#### A run of records:
++++++++++++++++++++

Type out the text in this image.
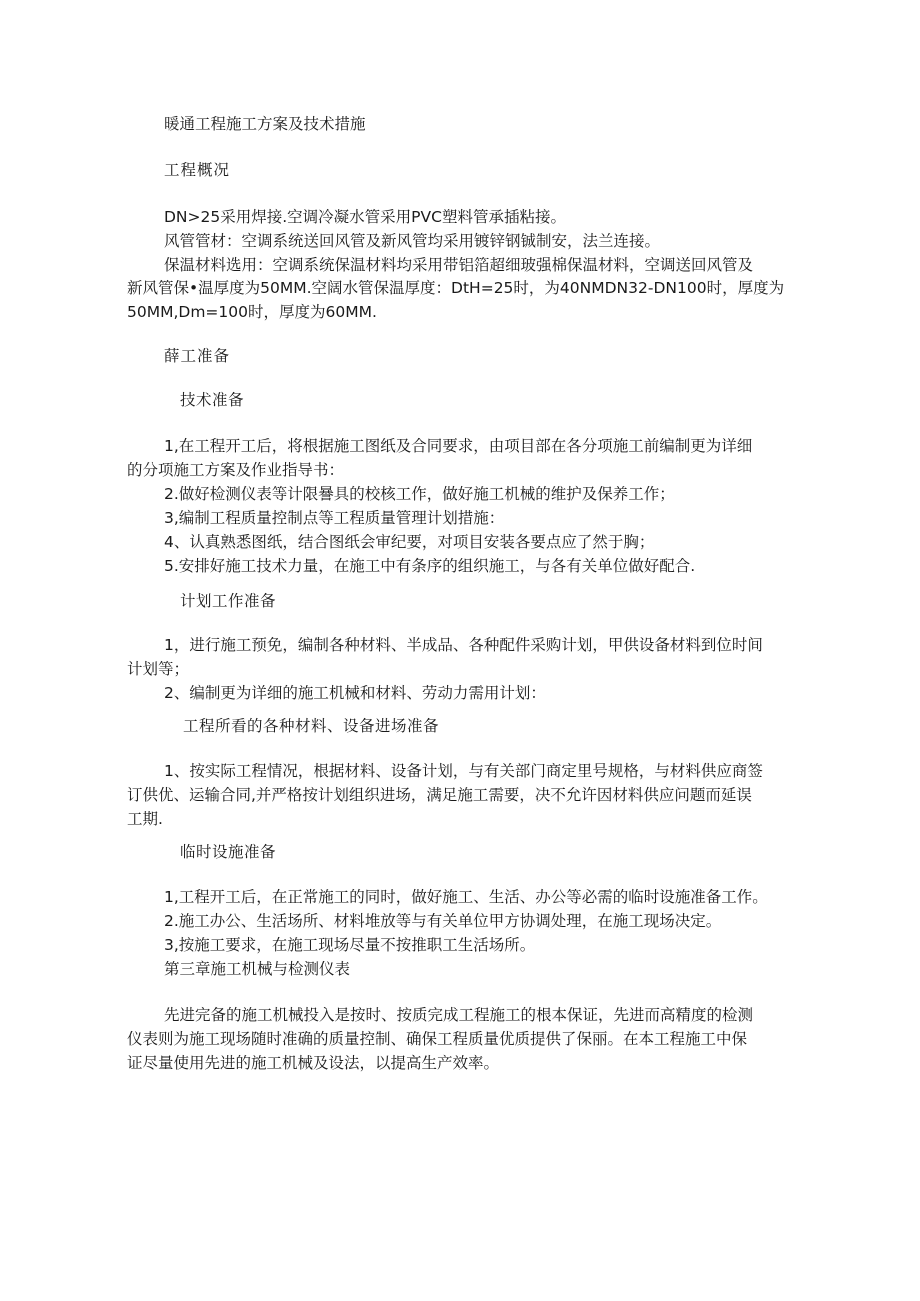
暖通工程施工方案及技术措施

工程概况

DN>25采用焊接.空调冷凝水管采用PVC塑料管承插粘接。

风管管材：空调系统送回风管及新风管均采用镀锌钢铖制安，法兰连接。

保温材料选用：空调系统保温材料均采用带铝箔超细玻强棉保温材料，空调送回风管及

新风管保•温厚度为50MM.空阔水管保温厚度：DtH=25时，为40NMDN32-DN100时，厚度为

50MM,Dm=100时，厚度为60MM.

薛工准备

技术准备

1,在工程开工后，将根据施工图纸及合同要求，由项目部在各分项施工前编制更为详细

的分项施工方案及作业指导书：

2.做好检测仪表等计限謈具的校核工作，做好施工机械的维护及保养工作；

3,编制工程质量控制点等工程质量管理计划措施：

4、认真熟悉图纸，结合图纸会审纪要，对项目安装各要点应了然于胸；

5.安排好施工技术力量，在施工中有条序的组织施工，与各有关单位做好配合.

计划工作准备

1，进行施工预免，编制各种材料、半成品、各种配件采购计划，甲供设备材料到位时间

计划等；

2、编制更为详细的施工机械和材料、劳动力需用计划：

工程所看的各种材料、设备进场准备

1、按实际工程情况，根据材料、设备计划，与有关部门商定里号规格，与材料供应商签

订供优、运输合同,并严格按计划组织进场，满足施工需要，决不允许因材料供应问题而延误

工期.

临时设施准备

1,工程开工后，在正常施工的同时，做好施工、生活、办公等必需的临时设施准备工作。

2.施工办公、生活场所、材料堆放等与有关单位甲方协调处理，在施工现场决定。

3,按施工要求，在施工现场尽量不按推职工生活场所。

第三章施工机械与检测仪表

先进完备的施工机械投入是按时、按质完成工程施工的根本保证，先进而高精度的检测

仪表则为施工现场随时准确的质量控制、确保工程质量优质提供了保丽。在本工程施工中保

证尽量使用先进的施工机械及设法，以提高生产效率。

++++++++++++++++++++

#### WORK TO COMPLETE:
Transcribe each entry above exactly, apart from the pictures.

#### THE RESULT:
Type out the text in this image.
暖通工程施工方案及技术措施

工程概况

DN>25采用焊接.空调冷凝水管采用PVC塑料管承插粘接。

风管管材：空调系统送回风管及新风管均采用镀锌钢铖制安，法兰连接。

保温材料选用：空调系统保温材料均采用带铝箔超细玻强棉保温材料，空调送回风管及

新风管保•温厚度为50MM.空阔水管保温厚度：DtH=25时，为40NMDN32-DN100时，厚度为

50MM,Dm=100时，厚度为60MM.

薛工准备

技术准备

1,在工程开工后，将根据施工图纸及合同要求，由项目部在各分项施工前编制更为详细

的分项施工方案及作业指导书：

2.做好检测仪表等计限謈具的校核工作，做好施工机械的维护及保养工作；

3,编制工程质量控制点等工程质量管理计划措施：

4、认真熟悉图纸，结合图纸会审纪要，对项目安装各要点应了然于胸；

5.安排好施工技术力量，在施工中有条序的组织施工，与各有关单位做好配合.

计划工作准备

1，进行施工预免，编制各种材料、半成品、各种配件采购计划，甲供设备材料到位时间

计划等；

2、编制更为详细的施工机械和材料、劳动力需用计划：

工程所看的各种材料、设备进场准备

1、按实际工程情况，根据材料、设备计划，与有关部门商定里号规格，与材料供应商签

订供优、运输合同,并严格按计划组织进场，满足施工需要，决不允许因材料供应问题而延误

工期.

临时设施准备

1,工程开工后，在正常施工的同时，做好施工、生活、办公等必需的临时设施准备工作。

2.施工办公、生活场所、材料堆放等与有关单位甲方协调处理，在施工现场决定。

3,按施工要求，在施工现场尽量不按推职工生活场所。

第三章施工机械与检测仪表

先进完备的施工机械投入是按时、按质完成工程施工的根本保证，先进而高精度的检测

仪表则为施工现场随时准确的质量控制、确保工程质量优质提供了保丽。在本工程施工中保

证尽量使用先进的施工机械及设法，以提高生产效率。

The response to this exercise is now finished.